[Figure record extracts]

++++

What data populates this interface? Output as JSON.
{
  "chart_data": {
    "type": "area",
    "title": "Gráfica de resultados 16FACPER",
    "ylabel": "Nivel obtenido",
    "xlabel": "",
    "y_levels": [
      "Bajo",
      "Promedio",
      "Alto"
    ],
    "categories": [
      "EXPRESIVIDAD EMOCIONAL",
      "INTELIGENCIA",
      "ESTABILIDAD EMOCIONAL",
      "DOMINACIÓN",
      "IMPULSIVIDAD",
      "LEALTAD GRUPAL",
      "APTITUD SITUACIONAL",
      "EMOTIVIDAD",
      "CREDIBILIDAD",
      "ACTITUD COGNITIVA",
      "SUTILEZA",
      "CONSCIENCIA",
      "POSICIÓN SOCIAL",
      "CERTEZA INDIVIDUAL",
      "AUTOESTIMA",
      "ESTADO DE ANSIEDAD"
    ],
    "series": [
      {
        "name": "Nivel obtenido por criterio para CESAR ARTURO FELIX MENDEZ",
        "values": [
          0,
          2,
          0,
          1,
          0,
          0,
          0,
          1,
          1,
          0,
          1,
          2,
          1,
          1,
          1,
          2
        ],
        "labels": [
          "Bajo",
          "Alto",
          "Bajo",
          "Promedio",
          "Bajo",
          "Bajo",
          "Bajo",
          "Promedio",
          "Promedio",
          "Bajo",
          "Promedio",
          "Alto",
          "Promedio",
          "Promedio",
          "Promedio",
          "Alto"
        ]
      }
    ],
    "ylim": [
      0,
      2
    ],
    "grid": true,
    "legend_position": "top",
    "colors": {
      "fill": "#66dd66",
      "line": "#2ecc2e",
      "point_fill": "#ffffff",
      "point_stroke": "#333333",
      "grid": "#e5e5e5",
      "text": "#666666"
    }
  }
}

++++

*WORK TO COMPLETE*
Please copy out each record, character for character.

*RESPONSE TO THIS TASK*
What data populates this interface? Output as JSON.
{
  "chart_data": {
    "type": "area",
    "title": "Gráfica de resultados 16FACPER",
    "ylabel": "Nivel obtenido",
    "xlabel": "",
    "y_levels": [
      "Bajo",
      "Promedio",
      "Alto"
    ],
    "categories": [
      "EXPRESIVIDAD EMOCIONAL",
      "INTELIGENCIA",
      "ESTABILIDAD EMOCIONAL",
      "DOMINACIÓN",
      "IMPULSIVIDAD",
      "LEALTAD GRUPAL",
      "APTITUD SITUACIONAL",
      "EMOTIVIDAD",
      "CREDIBILIDAD",
      "ACTITUD COGNITIVA",
      "SUTILEZA",
      "CONSCIENCIA",
      "POSICIÓN SOCIAL",
      "CERTEZA INDIVIDUAL",
      "AUTOESTIMA",
      "ESTADO DE ANSIEDAD"
    ],
    "series": [
      {
        "name": "Nivel obtenido por criterio para CESAR ARTURO FELIX MENDEZ",
        "values": [
          0,
          2,
          0,
          1,
          0,
          0,
          0,
          1,
          1,
          0,
          1,
          2,
          1,
          1,
          1,
          2
        ],
        "labels": [
          "Bajo",
          "Alto",
          "Bajo",
          "Promedio",
          "Bajo",
          "Bajo",
          "Bajo",
          "Promedio",
          "Promedio",
          "Bajo",
          "Promedio",
          "Alto",
          "Promedio",
          "Promedio",
          "Promedio",
          "Alto"
        ]
      }
    ],
    "ylim": [
      0,
      2
    ],
    "grid": true,
    "legend_position": "top",
    "colors": {
      "fill": "#66dd66",
      "line": "#2ecc2e",
      "point_fill": "#ffffff",
      "point_stroke": "#333333",
      "grid": "#e5e5e5",
      "text": "#666666"
    }
  }
}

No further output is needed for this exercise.